>> START RECORDS

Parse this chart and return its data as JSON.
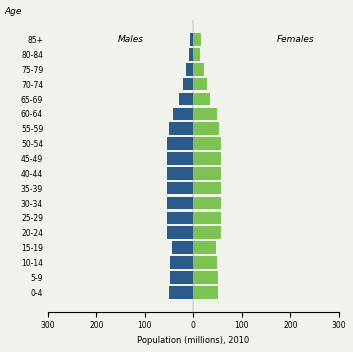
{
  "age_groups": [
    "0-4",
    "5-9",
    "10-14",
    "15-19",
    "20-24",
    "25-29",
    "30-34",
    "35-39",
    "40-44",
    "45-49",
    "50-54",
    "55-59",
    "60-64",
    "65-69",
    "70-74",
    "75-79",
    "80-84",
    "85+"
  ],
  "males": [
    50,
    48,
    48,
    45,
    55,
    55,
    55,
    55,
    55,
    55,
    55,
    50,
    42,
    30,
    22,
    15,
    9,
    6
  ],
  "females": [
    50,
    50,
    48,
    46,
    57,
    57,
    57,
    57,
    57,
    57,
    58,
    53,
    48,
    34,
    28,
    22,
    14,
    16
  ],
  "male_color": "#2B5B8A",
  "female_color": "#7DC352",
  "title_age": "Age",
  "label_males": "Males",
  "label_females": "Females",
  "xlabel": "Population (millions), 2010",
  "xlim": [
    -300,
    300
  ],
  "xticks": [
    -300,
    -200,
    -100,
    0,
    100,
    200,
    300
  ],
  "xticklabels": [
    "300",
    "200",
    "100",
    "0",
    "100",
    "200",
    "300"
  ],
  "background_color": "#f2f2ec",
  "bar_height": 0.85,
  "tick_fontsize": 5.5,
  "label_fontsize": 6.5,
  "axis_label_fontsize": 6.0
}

>> END RECORDS

DIRECTIONS: Transcribe the records above verbatim. Do not carry over any picture.

RESPONSE TO THIS EXERCISE:
Parse this chart and return its data as JSON.
{
  "age_groups": [
    "0-4",
    "5-9",
    "10-14",
    "15-19",
    "20-24",
    "25-29",
    "30-34",
    "35-39",
    "40-44",
    "45-49",
    "50-54",
    "55-59",
    "60-64",
    "65-69",
    "70-74",
    "75-79",
    "80-84",
    "85+"
  ],
  "males": [
    50,
    48,
    48,
    45,
    55,
    55,
    55,
    55,
    55,
    55,
    55,
    50,
    42,
    30,
    22,
    15,
    9,
    6
  ],
  "females": [
    50,
    50,
    48,
    46,
    57,
    57,
    57,
    57,
    57,
    57,
    58,
    53,
    48,
    34,
    28,
    22,
    14,
    16
  ],
  "male_color": "#2B5B8A",
  "female_color": "#7DC352",
  "title_age": "Age",
  "label_males": "Males",
  "label_females": "Females",
  "xlabel": "Population (millions), 2010",
  "xlim": [
    -300,
    300
  ],
  "xticks": [
    -300,
    -200,
    -100,
    0,
    100,
    200,
    300
  ],
  "xticklabels": [
    "300",
    "200",
    "100",
    "0",
    "100",
    "200",
    "300"
  ],
  "background_color": "#f2f2ec",
  "bar_height": 0.85,
  "tick_fontsize": 5.5,
  "label_fontsize": 6.5,
  "axis_label_fontsize": 6.0
}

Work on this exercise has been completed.